Texto proporcionado:
'''
Desde hoy se puede contemplar en el instituto Machado los trabajos elaborados y premiados en los centros educativos públicos y concertados de segunda enseñanza en la provincia de Soria en relación con el primer Premio Antonio Machado la educación en la protección y desarrollo sostenible de la naturaleza y el medio ambiente convocado por la Fundación Antonio Machado durante los años 2016-2017. Los trabajos premiados tienen como base los múltiples componentes y valores de la naturaleza que se encuentran en la obra de Antonio Machado, principalmente en Campos de Castilla. Les ofrecemos los trabajos en prosa.

Estaciones

Y aquí desde mi exilio, solo puedo volver la vida atrás y recordar, de mis raíces, aquellos tiempos de calma y armonía. ¡Oh Campos de Soria, que me visteis deambular por tus frías pero
acogedoras calles!
Comenzaban los verdes prados y laderas que discurrían por las llanuras. Las flores despertaron de su letargo, igual que mi corazón despertó al amor. Leonor era joven y bella; bella como las amapolas en los verdes trigales. Sus rizos discurrían por su cuello como arroyos y cascadas que surcan la montaña. ¡Ay!... Recuerdo también su dulce rostros reflejado en el espejo de la Fuentona cuando los rayos de sol se colaban entre el follaje de los árboles.
Y tras los chaparrones de abril, disfrutábamos el olor a yerba mojada de camino al “Gran Cañón”, donde al caer la tarde éramos sorprendidos por las nubes y el frescor de las últimas horas.
Los tórridos campos y el calor estival fueron acompañados por el trino de las aves que, más felices que nunca, nos amenizaban las largas tardes.
'''
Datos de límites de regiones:
'''
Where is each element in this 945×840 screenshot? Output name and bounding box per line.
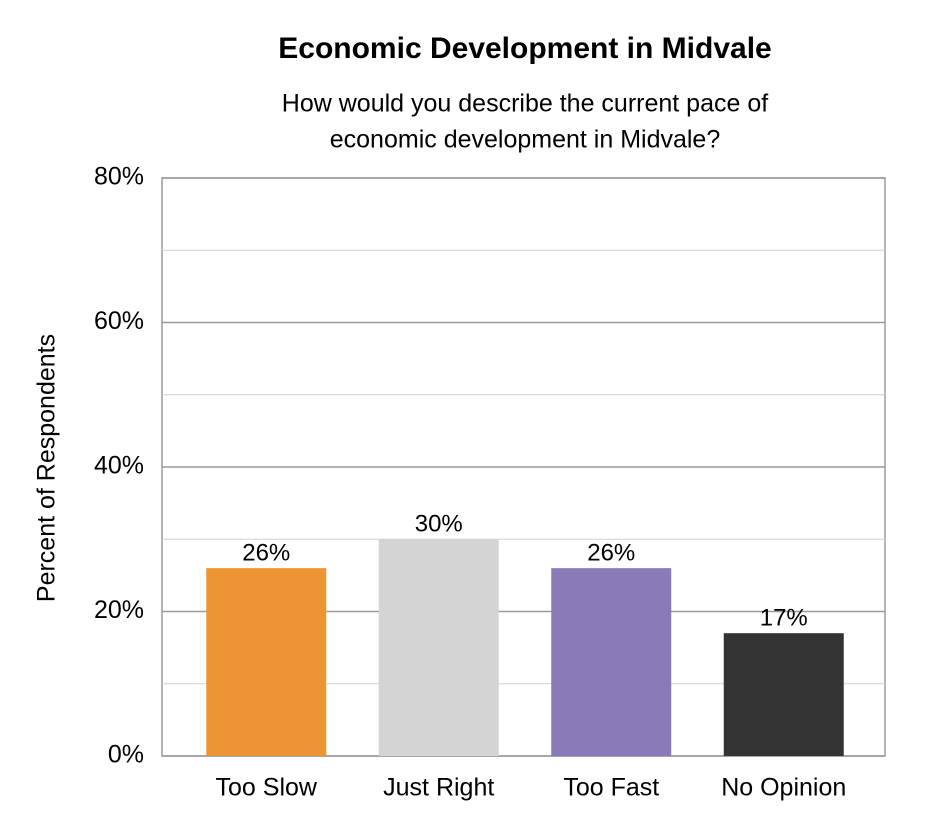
x-tick-label: No Opinion <box>721 774 846 802</box>
chart-subtitle: economic development in Midvale? <box>330 126 721 154</box>
x-tick-label: Just Right <box>383 774 494 802</box>
y-tick-label: 80% <box>94 163 144 191</box>
y-tick-label: 0% <box>108 741 144 769</box>
value-label: 30% <box>415 511 463 538</box>
bar <box>551 568 672 756</box>
bar <box>378 539 499 756</box>
y-tick-label: 60% <box>94 307 144 335</box>
y-tick-label: 20% <box>94 596 144 624</box>
y-tick-label: 40% <box>94 452 144 480</box>
bar <box>206 568 327 756</box>
bar <box>723 633 844 756</box>
chart-subtitle: How would you describe the current pace … <box>282 90 768 118</box>
value-label: 26% <box>587 539 635 566</box>
x-tick-label: Too Slow <box>216 774 318 802</box>
x-tick-label: Too Fast <box>563 774 659 802</box>
value-label: 26% <box>242 539 290 566</box>
y-axis-label: Percent of Respondents <box>33 334 61 602</box>
value-label: 17% <box>760 605 808 632</box>
chart-title: Economic Development in Midvale <box>278 32 771 65</box>
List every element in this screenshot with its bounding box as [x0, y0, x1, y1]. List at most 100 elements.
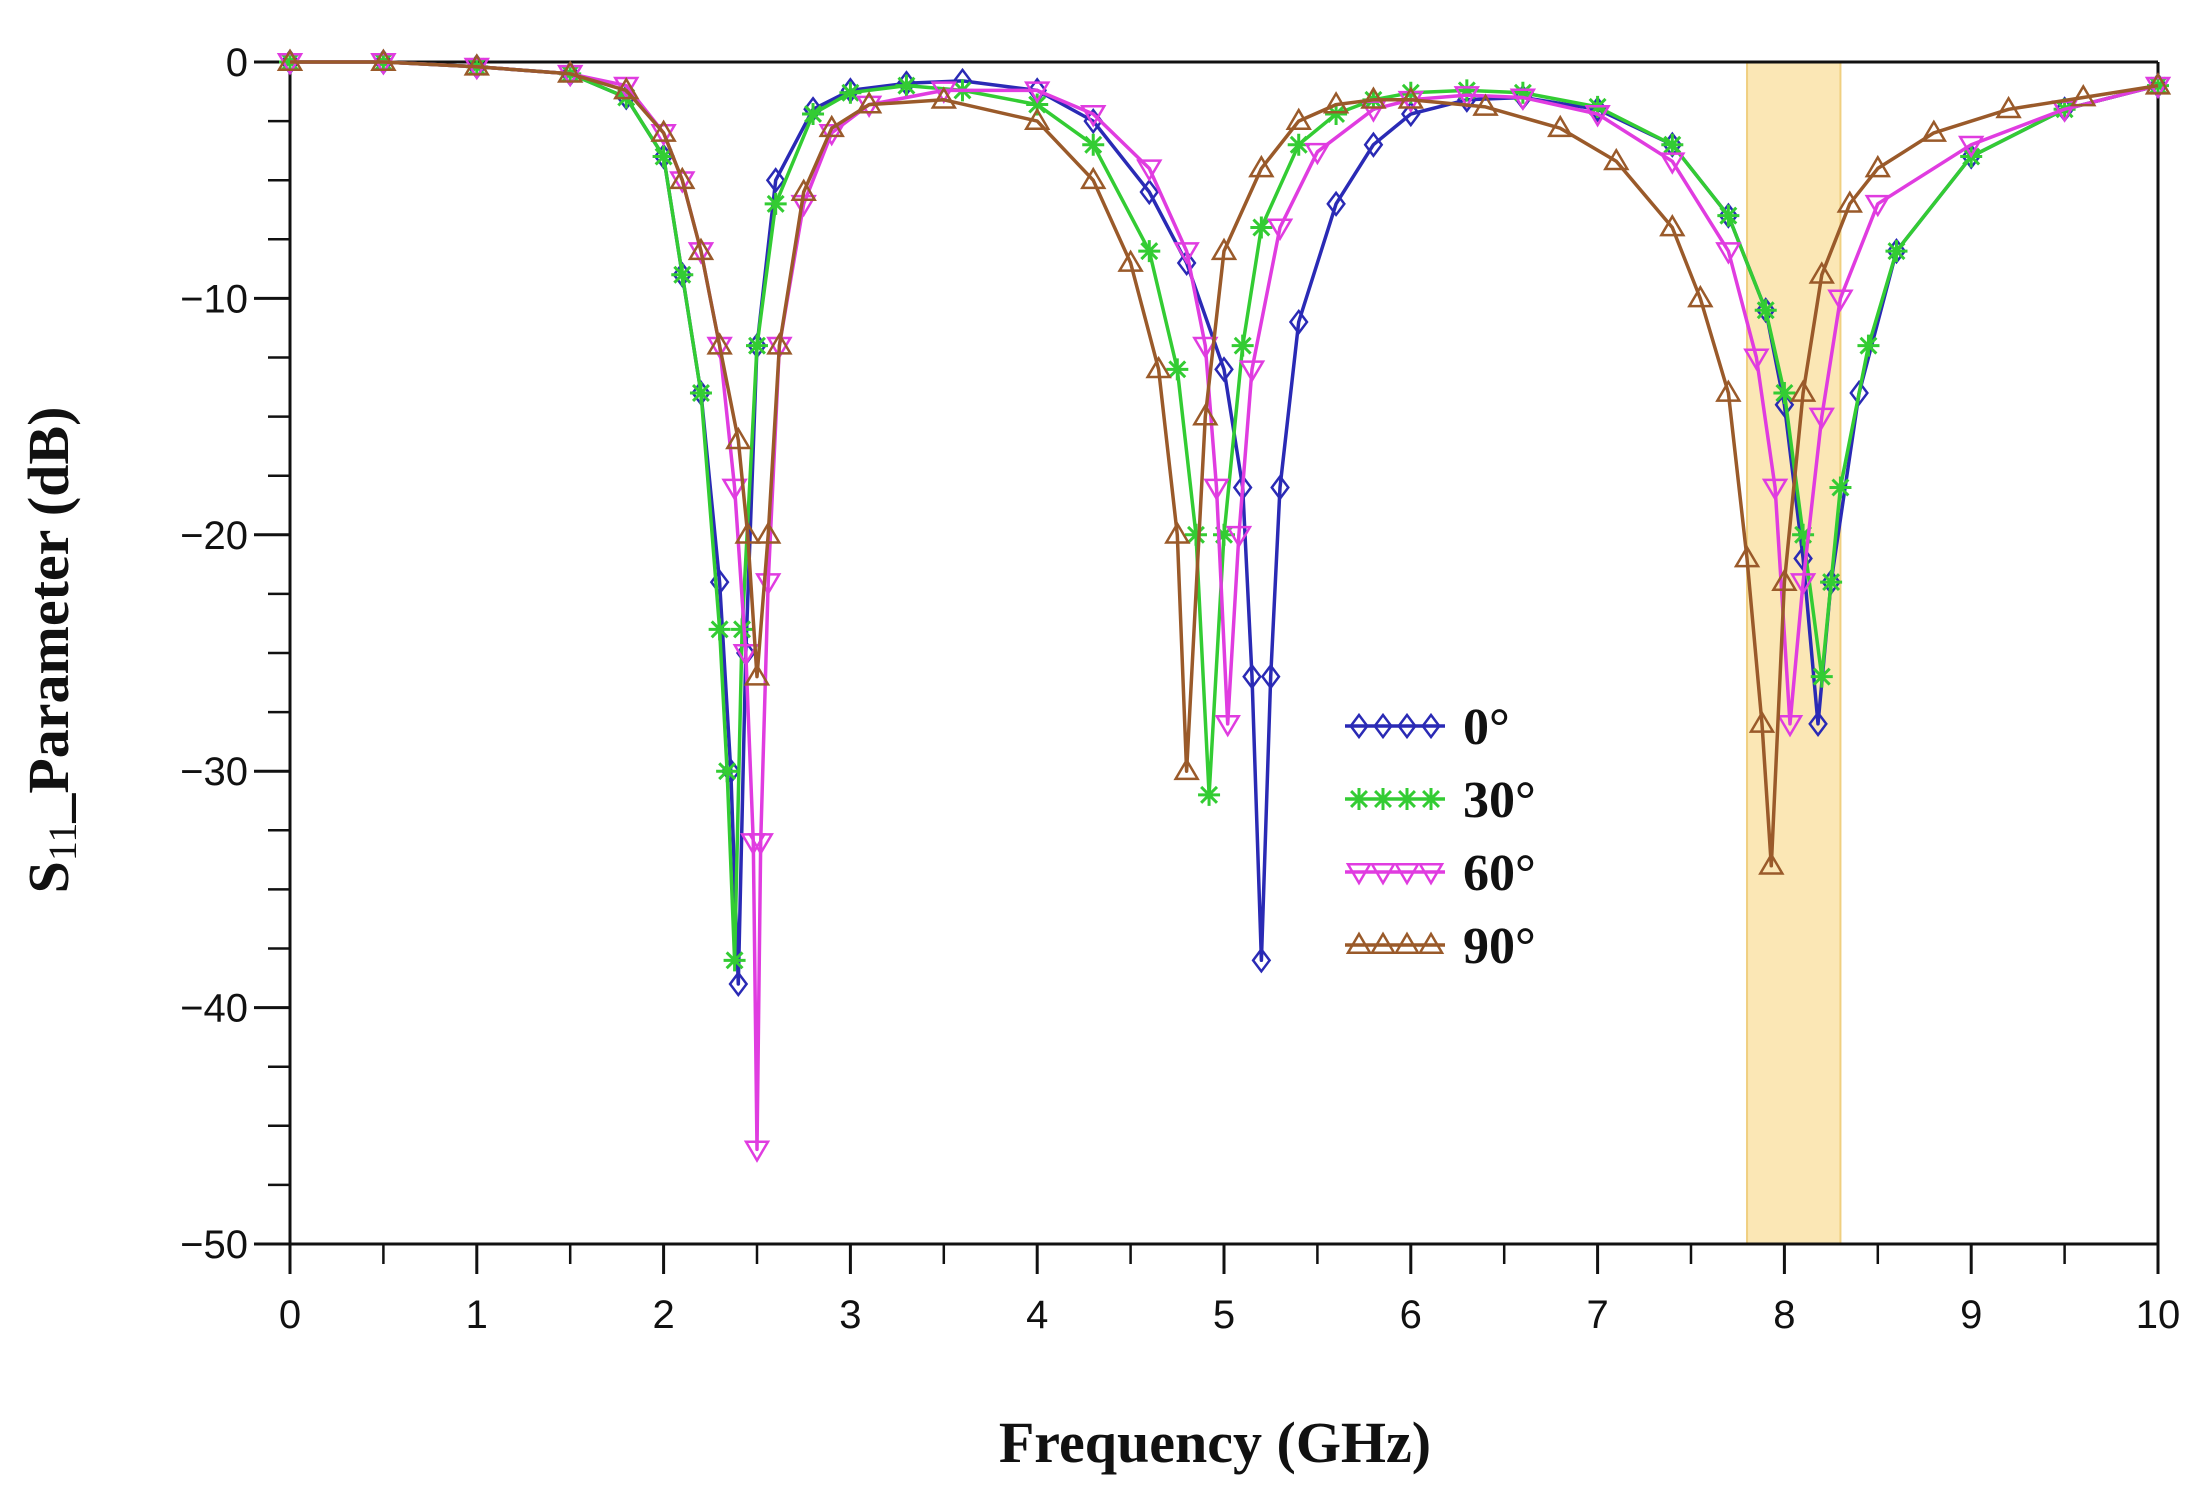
'''
Ejercicio propuesto A:
Por favor, resume en menos palabras el párrafo del texto sobre el Premio Antonio Machado que empieza con «Desde hoy se puede contemplar», conservando sus datos principales.
Ejercicio propuesto B:
En el texto sobre el Premio Antonio Machado, ¿con qué se compara la belleza de Leonor?
Ejercicio propuesto C:
Retoma el texto sobre el Premio Antonio Machado justo después de la frase que termina en «nos amenizaban las largas tardes».
No hace falta consultar los registros.

Respuesta A:
Desde hoy, el instituto Machado expone los trabajos premiados en centros públicos y concertados de segunda enseñanza de la provincia de Soria en el primer Premio Antonio Machado a la educación en la protección y desarrollo sostenible de la naturaleza y el medio ambiente. La Fundación Antonio Machado convocó este premio durante los años 2016-2017. Los trabajos se basan en los valores de la naturaleza presentes en la obra de Machado, sobre todo en Campos de Castilla. Aquí se ofrecen los trabajos en prosa.

Respuesta B:
Con las amapolas en los verdes trigales.

Respuesta C:
Aquel día, Leonor estaba radiante con el velo blanco que cubría su cara. Trigales dorados mecidos entre la brisa y acariciados por las perdices, esperaban impacientes la siega.
¡Qué ganas tengo de volver a sentarme frente a la Iglesia de Santo Domingo y contemplar cómo la ciudad se sumerge en la noche!
Con el cambio de estación, las hojas caían desnudando a los árboles y tiñendo los bosques de ocre pardo y naranja; con ellas nuestros paseos a la margen del Duero abrían surcos
entre mantos secos. Al fondo, San Saturio, apéndice de la montaña, contemplador del río. Y a medida que los días menguaban, el primer sol de la mañana empezaba a tibiar los fríos despertares de la Soria invernal; auroras efímeras, rostros pálidos, inacabable lucha. Tierra nervuda y álgida, que el alto del Moncayo cubrían de espesa nieve, hija de tu invierno.
La Laguna Negra parece ahora algo irónico; su cristal se rompía en mil pedazos y las águilas, al alzar el vuelo, revestían la zona.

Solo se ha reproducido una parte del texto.